*REQUIRED WORK*
Check each line of the listing for the string "Distribution", count the lines that have it, and answer with that number only.

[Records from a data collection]

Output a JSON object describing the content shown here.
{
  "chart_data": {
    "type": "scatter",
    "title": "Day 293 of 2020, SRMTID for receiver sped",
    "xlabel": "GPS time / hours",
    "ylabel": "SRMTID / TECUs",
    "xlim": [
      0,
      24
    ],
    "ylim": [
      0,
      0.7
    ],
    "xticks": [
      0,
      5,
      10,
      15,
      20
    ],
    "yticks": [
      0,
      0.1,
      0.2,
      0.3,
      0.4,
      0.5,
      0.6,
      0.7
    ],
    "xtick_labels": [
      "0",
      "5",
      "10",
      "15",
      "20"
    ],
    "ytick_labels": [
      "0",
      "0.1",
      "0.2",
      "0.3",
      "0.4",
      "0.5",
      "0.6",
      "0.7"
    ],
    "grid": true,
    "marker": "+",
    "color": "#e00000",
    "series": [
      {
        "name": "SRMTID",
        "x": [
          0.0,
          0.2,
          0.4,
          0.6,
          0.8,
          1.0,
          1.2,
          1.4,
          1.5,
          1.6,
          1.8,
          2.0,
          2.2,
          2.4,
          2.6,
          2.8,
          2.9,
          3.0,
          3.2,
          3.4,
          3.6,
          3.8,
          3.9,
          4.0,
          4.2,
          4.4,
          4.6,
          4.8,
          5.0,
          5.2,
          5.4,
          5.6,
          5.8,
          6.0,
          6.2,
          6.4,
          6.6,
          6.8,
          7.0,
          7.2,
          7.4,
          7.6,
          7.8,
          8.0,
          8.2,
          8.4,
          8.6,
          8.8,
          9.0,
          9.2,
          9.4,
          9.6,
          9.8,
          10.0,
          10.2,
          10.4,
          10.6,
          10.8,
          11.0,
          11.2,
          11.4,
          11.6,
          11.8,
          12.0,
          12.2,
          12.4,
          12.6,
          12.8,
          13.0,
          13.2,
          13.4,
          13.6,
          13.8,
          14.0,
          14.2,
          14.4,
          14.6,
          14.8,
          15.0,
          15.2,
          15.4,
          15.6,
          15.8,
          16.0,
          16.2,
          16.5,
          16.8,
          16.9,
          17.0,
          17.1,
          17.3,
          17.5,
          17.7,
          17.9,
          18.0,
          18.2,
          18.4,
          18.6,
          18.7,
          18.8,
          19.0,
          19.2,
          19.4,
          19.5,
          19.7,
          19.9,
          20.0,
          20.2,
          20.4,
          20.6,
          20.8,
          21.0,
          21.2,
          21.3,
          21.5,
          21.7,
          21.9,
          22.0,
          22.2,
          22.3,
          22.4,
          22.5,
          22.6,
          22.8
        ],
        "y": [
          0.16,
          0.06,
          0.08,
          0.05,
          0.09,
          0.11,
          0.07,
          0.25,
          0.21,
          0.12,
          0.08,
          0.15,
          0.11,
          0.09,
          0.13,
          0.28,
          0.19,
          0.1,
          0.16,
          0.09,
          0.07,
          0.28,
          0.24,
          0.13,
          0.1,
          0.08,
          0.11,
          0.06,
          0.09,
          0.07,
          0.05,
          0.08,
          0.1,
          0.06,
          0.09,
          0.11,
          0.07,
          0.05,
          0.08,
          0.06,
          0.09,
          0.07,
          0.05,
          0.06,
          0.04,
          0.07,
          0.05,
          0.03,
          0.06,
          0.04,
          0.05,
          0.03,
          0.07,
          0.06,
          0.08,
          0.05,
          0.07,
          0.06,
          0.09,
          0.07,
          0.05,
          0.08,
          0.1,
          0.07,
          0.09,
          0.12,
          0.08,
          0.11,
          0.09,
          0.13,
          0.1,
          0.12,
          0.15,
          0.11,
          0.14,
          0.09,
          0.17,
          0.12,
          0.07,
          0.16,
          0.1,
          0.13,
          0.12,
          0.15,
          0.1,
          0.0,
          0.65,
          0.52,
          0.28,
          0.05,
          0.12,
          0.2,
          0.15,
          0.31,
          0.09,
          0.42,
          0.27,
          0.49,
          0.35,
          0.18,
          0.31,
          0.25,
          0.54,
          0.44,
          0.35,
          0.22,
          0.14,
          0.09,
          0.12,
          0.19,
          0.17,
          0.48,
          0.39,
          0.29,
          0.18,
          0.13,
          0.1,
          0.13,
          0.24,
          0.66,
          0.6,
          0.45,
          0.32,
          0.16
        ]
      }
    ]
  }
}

==

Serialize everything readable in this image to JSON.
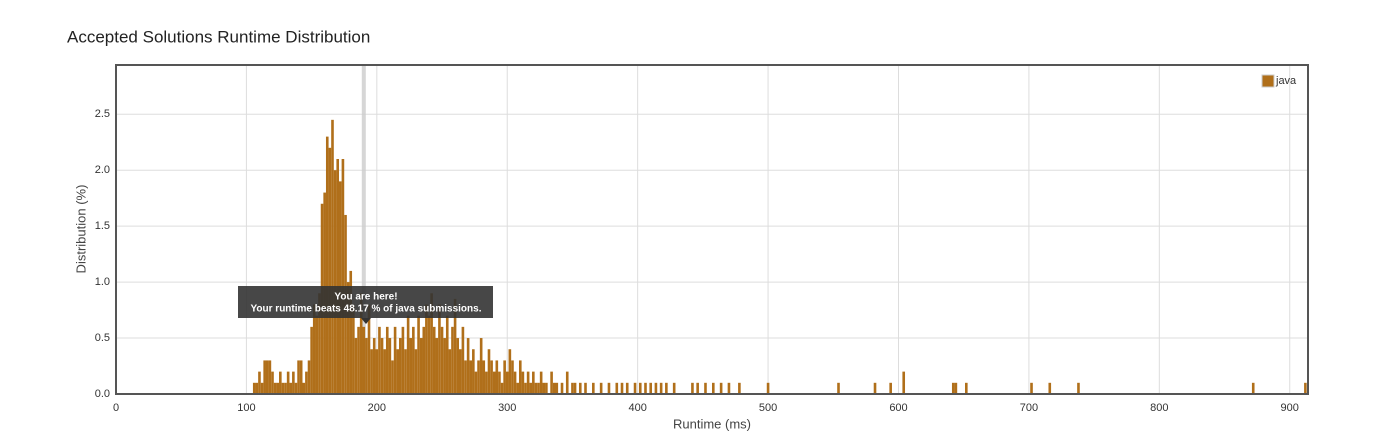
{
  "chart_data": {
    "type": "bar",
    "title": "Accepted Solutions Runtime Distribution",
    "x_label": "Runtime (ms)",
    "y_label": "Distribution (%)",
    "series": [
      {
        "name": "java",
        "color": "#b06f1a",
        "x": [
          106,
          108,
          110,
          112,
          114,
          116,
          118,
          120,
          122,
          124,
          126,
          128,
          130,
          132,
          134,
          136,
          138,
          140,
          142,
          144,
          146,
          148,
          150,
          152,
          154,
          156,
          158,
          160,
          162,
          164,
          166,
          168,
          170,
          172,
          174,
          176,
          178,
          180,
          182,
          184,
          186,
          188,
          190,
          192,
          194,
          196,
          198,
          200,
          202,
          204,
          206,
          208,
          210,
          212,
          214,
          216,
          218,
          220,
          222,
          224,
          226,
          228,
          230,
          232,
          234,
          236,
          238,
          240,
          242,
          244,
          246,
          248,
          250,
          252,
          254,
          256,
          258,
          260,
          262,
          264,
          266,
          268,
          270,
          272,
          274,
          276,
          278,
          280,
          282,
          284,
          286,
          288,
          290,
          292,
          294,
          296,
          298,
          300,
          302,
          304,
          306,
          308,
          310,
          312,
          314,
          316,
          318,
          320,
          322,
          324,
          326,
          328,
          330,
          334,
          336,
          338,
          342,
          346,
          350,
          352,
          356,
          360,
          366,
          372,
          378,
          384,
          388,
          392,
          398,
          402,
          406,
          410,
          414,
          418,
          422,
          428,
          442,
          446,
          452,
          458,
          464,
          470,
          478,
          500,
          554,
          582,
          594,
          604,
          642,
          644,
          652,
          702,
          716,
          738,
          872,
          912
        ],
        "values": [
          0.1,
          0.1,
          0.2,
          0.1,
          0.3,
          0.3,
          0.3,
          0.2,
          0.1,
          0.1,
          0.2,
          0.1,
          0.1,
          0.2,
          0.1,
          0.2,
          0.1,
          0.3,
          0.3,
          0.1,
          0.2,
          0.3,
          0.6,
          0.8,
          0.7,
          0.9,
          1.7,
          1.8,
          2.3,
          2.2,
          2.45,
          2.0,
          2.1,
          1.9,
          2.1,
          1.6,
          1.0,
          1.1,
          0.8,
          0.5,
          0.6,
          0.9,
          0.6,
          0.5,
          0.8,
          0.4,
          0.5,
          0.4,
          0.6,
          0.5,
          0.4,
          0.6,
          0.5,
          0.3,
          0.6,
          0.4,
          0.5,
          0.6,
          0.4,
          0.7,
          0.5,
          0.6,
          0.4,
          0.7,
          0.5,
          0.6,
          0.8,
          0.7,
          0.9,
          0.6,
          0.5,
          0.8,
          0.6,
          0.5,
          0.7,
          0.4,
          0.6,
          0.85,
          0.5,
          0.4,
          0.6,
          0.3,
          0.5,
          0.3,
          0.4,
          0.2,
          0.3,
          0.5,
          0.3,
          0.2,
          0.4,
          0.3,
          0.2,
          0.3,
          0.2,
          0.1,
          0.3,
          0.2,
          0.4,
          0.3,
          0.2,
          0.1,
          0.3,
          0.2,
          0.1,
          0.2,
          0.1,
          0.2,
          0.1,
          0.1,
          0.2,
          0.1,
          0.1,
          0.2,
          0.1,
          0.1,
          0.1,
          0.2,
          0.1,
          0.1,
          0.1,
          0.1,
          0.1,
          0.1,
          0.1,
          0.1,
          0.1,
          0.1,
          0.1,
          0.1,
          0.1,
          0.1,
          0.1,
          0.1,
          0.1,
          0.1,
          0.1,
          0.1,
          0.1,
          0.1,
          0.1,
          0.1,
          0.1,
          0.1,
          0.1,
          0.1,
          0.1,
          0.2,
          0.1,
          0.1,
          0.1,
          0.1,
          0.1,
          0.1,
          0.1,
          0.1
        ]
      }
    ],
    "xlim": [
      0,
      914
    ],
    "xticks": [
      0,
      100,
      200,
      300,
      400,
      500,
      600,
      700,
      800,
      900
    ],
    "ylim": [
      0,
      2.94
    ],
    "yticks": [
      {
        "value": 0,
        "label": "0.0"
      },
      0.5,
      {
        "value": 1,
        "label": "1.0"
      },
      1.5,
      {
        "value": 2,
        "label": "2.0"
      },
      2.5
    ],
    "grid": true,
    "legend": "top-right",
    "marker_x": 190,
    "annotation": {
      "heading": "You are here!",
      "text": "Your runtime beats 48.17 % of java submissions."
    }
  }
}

*RESULT OF THIS EXERCISE*
2